§ **What you have to do**
Search the data for the word "Enable" and copy every line where it occurs.

:: Source data

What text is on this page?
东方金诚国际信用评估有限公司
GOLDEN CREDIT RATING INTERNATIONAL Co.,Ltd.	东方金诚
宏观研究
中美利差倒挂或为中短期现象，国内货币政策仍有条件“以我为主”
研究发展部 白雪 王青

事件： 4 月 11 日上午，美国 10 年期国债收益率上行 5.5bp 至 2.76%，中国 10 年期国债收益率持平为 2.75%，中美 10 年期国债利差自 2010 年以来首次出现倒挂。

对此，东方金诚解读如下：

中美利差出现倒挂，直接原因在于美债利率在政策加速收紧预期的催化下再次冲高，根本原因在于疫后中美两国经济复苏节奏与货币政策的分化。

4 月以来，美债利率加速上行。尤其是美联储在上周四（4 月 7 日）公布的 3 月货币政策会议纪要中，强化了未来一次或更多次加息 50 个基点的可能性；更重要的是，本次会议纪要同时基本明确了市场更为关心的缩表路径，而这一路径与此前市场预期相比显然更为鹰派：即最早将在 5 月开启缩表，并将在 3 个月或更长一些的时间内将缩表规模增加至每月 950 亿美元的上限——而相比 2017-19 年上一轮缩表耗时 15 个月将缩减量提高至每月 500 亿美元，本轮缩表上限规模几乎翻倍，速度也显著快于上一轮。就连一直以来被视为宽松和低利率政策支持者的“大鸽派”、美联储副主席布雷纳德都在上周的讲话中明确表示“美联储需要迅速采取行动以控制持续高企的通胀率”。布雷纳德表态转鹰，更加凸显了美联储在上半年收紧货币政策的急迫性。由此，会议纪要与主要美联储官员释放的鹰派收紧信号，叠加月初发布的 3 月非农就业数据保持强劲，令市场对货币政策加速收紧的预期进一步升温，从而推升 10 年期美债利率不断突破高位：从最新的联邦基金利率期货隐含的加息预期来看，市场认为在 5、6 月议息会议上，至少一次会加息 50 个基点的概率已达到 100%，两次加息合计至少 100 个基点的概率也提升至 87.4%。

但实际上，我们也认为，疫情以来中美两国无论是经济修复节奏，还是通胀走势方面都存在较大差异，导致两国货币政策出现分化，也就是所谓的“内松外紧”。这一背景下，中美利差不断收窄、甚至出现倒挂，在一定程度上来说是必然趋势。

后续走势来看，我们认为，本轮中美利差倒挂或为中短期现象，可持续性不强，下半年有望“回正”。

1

::::
:: Source data

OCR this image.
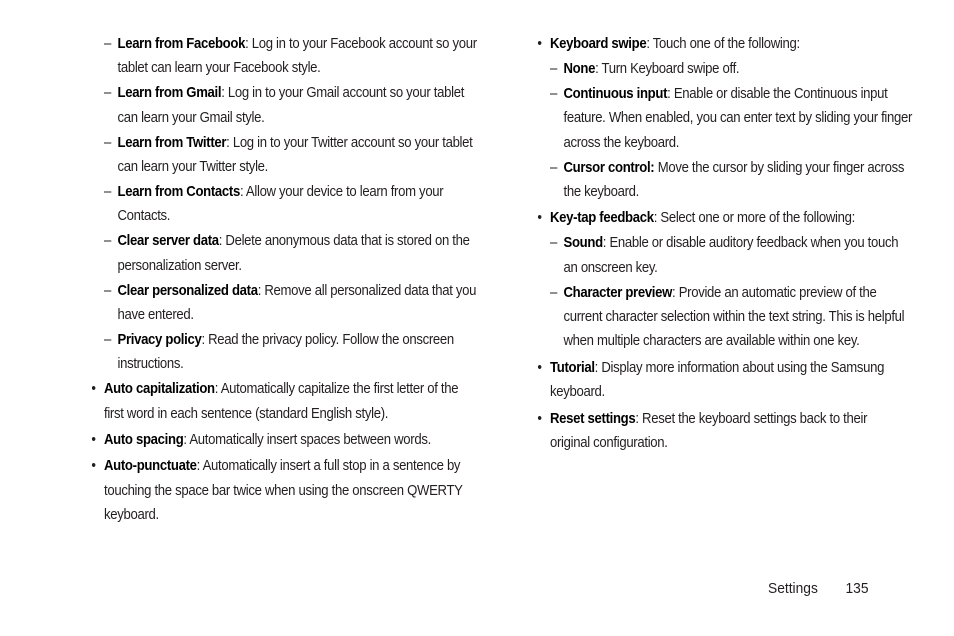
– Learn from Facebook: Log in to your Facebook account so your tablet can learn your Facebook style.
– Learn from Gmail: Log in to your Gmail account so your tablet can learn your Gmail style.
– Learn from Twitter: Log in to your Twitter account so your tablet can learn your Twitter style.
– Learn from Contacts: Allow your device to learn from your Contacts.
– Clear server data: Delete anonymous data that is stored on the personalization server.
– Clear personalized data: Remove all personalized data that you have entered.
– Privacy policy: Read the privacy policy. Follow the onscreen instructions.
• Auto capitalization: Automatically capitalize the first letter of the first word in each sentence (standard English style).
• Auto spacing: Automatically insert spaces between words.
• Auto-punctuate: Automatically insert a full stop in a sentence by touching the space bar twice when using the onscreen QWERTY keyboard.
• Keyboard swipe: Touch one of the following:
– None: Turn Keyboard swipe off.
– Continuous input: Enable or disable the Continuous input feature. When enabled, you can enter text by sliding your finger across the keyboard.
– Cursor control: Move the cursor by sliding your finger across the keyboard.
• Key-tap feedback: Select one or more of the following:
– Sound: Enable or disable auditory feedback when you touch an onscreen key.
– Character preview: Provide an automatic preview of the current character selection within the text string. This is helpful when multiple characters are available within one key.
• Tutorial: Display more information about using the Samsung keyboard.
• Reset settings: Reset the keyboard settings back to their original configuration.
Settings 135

::::

§ **Completed exercise**
– Continuous input: Enable or disable the Continuous input feature. When enabled, you can enter text by sliding your finger across the keyboard.
– Sound: Enable or disable auditory feedback when you touch an onscreen key.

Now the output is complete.